Figure 4. G-to-A mutation footprints formed during the HIV-1 evolutionary past.

(A) The principle of this analysis. Briefly, scores were summarized for contexts surrounding G-nucleotides and A-nucleotides (treated as putative ancestral G) and analyzed for nonsynonymous (NS) or synonymous (S) change if mutated G-to-A. For comparison, NS/S ratios were also calculated for random codons derived from nucleotide frequencies at codon positions found in the provirus ORFs. (B) The NS/S ratio differences in a modern HIV-1 subtype B sequence (AF033819) are shown in the left panel and HIVcon (group M consensus sequence derived from the individual subgroup consensus sequences) are in the right panel. The NS/S ratio of hA3G targets (blue) are compared to corresponding putative ancestral targets (red) with an A-nucleotide at the target site as well as to expected ratios derived from G- and A-nucleotide frequencies and positions in randomly selected codons. P-values from the χ2 distribution (1 degree of freedom) are shown above the bars.

Potential HIV-1 drug resistance from hA3G-mediated G-to-A mutations

Our analysis implies that, over its evolutionary history, HIV-1 has been subjected to sublethal G-to-A mutations, which have not had sufficient effect to stop virus proliferation and transmission. An imperfectly functioning Vif protein might explain this result. Vif has become an interesting target for new anti-viral drugs [19][21] since inhibition of its activity could increase the chance for hA3G to more efficiently restrict virus spread. However, suboptimal blocking of Vif might also lead to an increase in sublethal hA3G-induced G-to-A mutations, and potentially more rapid appearance of drug resistance. To test this possibility, we analyzed the G-nucleotide contexts in the major HIV-1 genes gag, pro, pol and env (Figure S2). We hypothesized that combinations of HIV-1 inhibitory drugs, including a potential Vif-targeting drug, could lead to an increased selection pressure for HIV-1, which might then benefit from low-level hA3G-mediated G-to-A mutations, allowing it to escape other drugs like protease-, RT-, integrase- and fusion-inhibitors.

Stored data entries
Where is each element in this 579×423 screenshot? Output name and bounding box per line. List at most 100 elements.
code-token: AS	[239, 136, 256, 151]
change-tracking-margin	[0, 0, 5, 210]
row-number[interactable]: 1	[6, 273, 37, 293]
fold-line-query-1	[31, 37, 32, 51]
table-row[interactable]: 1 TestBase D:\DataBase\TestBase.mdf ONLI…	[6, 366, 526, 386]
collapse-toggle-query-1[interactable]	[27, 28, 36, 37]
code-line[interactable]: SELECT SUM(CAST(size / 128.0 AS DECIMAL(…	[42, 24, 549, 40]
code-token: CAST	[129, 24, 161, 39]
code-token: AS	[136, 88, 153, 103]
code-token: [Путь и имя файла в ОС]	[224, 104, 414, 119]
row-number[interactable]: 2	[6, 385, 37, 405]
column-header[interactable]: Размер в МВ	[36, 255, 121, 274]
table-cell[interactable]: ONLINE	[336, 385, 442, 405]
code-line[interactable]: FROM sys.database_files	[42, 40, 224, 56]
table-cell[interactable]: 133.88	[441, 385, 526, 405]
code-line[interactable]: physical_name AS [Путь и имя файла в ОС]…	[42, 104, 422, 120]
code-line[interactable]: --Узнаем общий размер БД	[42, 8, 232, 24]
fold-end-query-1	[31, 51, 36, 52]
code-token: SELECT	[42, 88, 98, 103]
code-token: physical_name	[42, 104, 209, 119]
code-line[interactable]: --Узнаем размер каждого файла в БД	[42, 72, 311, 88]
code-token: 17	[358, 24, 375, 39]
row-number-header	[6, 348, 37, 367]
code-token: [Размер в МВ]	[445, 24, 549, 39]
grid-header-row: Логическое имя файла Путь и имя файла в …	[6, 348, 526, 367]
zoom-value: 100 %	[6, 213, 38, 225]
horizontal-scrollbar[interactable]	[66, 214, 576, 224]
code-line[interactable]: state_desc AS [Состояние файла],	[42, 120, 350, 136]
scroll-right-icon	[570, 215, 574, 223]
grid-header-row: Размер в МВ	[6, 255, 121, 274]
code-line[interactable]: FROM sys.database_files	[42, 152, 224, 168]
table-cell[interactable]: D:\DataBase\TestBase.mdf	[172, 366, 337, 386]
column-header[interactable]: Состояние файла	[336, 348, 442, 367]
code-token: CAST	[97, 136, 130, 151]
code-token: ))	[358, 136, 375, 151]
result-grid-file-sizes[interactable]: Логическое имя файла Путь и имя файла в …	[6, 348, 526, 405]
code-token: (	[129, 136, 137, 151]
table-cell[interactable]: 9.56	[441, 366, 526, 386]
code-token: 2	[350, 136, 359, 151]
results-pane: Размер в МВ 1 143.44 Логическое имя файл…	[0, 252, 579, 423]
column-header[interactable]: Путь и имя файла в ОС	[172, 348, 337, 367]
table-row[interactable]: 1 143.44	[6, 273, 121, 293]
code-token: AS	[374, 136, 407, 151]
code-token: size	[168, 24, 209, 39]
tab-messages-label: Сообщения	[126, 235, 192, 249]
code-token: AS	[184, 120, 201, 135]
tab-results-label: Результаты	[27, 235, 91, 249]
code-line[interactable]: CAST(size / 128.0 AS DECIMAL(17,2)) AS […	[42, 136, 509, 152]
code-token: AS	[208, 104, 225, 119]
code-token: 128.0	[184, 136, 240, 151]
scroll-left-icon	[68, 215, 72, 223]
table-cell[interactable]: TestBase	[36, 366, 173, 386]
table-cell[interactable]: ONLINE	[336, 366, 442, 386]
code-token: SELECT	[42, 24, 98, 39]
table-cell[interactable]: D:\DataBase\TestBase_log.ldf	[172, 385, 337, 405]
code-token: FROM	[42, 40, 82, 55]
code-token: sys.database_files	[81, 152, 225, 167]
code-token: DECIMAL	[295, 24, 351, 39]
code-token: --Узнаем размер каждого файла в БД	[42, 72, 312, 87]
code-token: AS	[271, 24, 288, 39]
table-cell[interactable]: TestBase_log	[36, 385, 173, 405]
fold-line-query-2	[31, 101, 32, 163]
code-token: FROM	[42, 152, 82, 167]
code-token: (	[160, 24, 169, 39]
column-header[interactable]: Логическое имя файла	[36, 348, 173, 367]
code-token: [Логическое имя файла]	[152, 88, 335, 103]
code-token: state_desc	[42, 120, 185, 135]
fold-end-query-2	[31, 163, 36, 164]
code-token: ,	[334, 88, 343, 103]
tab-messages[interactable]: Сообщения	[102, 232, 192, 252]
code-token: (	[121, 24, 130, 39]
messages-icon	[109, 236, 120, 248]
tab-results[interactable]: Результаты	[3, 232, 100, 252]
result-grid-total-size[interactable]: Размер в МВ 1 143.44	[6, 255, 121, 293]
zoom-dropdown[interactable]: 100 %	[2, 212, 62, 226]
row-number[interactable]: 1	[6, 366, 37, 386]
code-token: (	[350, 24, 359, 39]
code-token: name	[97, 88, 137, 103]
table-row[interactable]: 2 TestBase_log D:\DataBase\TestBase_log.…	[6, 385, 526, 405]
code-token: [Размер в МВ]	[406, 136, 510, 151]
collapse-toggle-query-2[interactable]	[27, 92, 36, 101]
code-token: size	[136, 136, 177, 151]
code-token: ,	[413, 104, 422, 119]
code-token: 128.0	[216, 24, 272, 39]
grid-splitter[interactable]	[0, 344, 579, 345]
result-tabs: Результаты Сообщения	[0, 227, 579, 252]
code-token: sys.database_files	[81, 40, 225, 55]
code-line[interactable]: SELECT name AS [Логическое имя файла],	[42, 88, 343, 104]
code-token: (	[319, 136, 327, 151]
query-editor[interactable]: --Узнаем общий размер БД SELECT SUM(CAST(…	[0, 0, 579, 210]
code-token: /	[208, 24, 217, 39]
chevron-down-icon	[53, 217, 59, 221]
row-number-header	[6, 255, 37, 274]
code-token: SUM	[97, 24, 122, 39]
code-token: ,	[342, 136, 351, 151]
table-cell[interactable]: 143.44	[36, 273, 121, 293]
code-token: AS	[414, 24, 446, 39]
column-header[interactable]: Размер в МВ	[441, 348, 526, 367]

** REQUIRED ACTIONS **
1. Which modern HIV-1 subtype B sequence is named in the HIV-1 passage?
2. List the major HIV-1 genes whose G-nucleotide contexts were analyzed, according to the HIV-1 passage.
Use only the HIV-1 passage to answer.

** EXPECTED RESULTS **
1. AF033819

2. gag, pro, pol, env